- ARTICLE -
******

Charles "Specs" Wright (September 8, 1927 - February 6, 1963) was an American jazz drummer born in Philadelphia.

Wright played drums in an Army band until his discharge in 1947. Following this he played in a group with Jimmy Heath and Howard McGhee. In 1949 he joined Dizzy Gillespie's band alongside John Coltrane, remaining until it disbanded in mid-1950. Later in 1950 he was a member of Gillespie's sextet with Coltrane, Jimmy Heath, Percy Heath, and Milt Jackson. In the 1950s, Wright played with Earl Bostic, Kenny Drew, Cannonball Adderley, Art Blakey, and Carmen McRae, and gigged locally in Philadelphia. He was with Hank Mobley in 1958 with his septet alongside Billy Root, Curtis Fuller, Ray Bryant, Tommy Bryant, and Lee Morgan. Following this Wright played with Sonny Rollins, Betty Carter, Red Garland, Coleman Hawkins, and Lambert, Hendricks and Ross. He died in 1963. He was interred in Beverly National Cemetery in Beverly, New Jersey.

******

- DATASET ROWS -
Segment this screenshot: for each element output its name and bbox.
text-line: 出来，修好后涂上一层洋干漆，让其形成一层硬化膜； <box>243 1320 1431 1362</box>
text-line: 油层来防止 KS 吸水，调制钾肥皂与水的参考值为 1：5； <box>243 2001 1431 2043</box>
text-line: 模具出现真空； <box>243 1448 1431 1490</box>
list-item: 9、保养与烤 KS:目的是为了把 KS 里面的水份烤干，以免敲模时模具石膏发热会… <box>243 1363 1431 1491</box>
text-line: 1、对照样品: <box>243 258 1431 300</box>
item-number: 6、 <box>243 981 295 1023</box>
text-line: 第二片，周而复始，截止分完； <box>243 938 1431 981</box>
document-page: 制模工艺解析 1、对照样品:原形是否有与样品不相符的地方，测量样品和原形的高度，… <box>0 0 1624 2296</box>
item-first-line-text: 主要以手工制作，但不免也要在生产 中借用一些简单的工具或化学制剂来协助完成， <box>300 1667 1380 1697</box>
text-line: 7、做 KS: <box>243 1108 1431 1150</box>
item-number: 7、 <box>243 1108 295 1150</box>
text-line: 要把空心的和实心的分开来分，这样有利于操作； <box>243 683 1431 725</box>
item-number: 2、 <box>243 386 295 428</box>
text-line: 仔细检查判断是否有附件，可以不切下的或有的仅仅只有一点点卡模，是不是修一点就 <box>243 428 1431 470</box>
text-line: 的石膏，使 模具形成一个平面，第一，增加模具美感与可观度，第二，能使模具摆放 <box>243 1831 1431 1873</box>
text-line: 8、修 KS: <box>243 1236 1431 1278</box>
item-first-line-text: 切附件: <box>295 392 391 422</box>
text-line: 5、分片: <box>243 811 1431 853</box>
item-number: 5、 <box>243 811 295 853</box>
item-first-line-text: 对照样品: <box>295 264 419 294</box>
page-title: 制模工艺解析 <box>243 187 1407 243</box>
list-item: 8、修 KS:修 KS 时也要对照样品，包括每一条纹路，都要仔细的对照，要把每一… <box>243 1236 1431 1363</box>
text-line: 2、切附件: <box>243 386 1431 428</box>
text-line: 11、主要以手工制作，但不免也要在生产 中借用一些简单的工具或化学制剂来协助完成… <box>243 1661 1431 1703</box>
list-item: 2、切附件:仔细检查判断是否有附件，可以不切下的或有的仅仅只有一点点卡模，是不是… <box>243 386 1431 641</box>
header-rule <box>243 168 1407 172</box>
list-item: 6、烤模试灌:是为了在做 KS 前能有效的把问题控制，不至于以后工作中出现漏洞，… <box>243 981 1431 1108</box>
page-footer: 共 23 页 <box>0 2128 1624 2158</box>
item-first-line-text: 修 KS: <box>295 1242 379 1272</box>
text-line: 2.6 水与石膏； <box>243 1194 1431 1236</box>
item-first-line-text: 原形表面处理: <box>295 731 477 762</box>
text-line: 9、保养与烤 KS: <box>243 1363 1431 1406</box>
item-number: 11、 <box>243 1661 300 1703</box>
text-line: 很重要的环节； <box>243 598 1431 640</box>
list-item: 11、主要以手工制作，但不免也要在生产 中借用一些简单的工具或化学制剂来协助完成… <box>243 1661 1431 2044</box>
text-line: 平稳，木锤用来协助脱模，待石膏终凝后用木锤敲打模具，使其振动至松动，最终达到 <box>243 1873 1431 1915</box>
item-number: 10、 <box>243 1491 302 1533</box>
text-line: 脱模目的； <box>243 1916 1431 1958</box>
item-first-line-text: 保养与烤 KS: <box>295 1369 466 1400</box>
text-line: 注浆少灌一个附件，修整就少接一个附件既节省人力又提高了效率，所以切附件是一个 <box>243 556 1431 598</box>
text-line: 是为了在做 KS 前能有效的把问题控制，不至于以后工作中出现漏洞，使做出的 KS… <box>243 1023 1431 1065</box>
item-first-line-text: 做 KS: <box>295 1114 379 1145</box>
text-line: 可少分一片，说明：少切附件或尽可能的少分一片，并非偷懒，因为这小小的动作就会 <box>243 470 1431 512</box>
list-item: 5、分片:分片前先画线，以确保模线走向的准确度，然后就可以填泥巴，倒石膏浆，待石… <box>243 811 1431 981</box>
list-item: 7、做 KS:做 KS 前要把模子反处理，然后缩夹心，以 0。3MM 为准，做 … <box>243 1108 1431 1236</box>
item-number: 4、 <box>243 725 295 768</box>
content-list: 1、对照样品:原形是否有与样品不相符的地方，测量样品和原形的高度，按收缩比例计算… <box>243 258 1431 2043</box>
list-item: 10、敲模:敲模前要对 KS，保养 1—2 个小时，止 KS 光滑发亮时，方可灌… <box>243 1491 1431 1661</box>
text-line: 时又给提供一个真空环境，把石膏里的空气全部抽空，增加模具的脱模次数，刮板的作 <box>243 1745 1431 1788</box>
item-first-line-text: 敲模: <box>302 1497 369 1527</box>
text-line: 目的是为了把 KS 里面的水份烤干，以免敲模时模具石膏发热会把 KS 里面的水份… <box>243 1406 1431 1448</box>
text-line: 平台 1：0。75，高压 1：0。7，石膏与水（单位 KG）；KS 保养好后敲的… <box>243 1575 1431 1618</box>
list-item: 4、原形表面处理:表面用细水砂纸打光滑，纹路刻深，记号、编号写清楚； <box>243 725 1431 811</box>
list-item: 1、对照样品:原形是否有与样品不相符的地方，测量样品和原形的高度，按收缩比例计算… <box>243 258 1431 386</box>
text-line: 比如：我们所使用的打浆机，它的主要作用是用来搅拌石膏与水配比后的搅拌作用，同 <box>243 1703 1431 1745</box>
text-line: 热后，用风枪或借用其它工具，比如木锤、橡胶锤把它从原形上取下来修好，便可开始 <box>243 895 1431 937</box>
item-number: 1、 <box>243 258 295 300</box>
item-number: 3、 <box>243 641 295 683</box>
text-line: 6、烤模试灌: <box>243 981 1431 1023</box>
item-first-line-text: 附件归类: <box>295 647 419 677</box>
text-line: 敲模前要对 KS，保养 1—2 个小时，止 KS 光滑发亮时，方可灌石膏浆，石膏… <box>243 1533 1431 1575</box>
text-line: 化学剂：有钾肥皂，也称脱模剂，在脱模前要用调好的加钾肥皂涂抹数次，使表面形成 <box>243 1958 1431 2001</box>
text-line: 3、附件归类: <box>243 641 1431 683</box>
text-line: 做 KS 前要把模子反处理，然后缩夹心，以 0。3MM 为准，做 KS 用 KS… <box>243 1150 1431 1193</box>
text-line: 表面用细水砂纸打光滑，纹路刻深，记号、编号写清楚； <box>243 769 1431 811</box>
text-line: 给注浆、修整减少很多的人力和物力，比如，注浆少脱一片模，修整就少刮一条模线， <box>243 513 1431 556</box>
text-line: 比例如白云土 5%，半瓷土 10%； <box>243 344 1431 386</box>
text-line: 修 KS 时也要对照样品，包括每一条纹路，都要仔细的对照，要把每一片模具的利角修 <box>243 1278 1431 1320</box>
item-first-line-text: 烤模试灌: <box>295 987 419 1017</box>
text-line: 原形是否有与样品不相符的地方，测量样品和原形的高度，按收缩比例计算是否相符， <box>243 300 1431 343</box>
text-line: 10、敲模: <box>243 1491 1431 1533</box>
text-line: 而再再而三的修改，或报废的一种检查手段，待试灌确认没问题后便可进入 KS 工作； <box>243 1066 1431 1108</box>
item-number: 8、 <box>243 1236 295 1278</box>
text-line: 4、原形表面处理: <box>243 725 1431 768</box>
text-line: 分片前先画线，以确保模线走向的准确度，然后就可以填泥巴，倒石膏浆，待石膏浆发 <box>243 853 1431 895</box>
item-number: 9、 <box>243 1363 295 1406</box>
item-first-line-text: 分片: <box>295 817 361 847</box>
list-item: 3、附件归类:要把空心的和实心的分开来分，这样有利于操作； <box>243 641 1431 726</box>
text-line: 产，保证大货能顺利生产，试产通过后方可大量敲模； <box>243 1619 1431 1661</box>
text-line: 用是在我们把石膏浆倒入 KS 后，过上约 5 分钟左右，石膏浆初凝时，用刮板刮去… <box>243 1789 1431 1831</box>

******

- THE EXERCISE -
According to the Specs Wright article, in what year did Wright join Dizzy Gillespie's band? The data is separate material, apart from the Specs Wright article.

- RESPONSE TO THIS EXERCISE -
1949